## Problem statement:
Report how many lines in the listing below include the word "индивидуального". Write nothing besides the number.

══════════

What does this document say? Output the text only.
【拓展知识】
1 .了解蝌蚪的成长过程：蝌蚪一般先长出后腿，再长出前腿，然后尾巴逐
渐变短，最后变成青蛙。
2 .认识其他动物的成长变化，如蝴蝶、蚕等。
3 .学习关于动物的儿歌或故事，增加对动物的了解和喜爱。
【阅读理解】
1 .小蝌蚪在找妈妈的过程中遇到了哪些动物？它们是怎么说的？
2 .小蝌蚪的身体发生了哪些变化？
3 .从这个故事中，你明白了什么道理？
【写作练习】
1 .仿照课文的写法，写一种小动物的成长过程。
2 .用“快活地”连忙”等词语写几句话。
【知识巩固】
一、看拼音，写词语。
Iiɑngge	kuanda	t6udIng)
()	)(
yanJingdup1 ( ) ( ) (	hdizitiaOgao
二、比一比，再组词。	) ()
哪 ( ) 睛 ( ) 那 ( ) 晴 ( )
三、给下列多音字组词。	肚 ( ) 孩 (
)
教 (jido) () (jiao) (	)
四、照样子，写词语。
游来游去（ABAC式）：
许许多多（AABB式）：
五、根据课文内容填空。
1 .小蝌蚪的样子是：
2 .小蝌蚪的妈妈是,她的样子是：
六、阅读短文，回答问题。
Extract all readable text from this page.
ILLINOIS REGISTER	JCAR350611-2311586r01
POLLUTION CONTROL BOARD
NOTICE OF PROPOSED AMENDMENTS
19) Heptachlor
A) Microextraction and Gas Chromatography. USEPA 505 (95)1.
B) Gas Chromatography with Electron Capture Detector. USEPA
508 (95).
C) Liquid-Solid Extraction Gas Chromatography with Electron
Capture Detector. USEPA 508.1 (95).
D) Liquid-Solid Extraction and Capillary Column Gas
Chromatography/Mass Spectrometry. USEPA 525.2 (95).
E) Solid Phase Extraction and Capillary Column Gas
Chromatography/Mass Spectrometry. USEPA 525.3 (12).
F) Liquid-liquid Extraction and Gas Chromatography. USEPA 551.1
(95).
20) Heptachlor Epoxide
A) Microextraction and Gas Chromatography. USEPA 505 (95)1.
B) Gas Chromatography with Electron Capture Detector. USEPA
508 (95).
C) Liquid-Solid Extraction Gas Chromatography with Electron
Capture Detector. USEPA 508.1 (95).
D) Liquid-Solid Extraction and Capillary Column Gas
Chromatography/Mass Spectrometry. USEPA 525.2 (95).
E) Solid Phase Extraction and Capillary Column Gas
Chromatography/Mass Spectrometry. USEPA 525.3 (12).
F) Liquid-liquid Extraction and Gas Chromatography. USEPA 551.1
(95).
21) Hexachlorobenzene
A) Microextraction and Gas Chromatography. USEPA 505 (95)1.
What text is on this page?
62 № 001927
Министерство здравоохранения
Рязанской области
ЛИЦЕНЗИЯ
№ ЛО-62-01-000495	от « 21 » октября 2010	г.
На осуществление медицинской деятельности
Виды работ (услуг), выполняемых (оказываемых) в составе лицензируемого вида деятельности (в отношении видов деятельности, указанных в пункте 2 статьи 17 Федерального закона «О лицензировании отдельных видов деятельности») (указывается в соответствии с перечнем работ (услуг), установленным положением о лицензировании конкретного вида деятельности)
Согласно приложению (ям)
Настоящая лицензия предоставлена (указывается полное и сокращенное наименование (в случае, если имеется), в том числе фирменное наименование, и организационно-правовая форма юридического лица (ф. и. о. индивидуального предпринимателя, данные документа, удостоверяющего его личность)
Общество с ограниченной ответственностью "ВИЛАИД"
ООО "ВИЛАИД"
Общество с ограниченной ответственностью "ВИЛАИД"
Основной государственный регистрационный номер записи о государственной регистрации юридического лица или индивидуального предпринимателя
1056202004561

══════════

## Response to the task:
2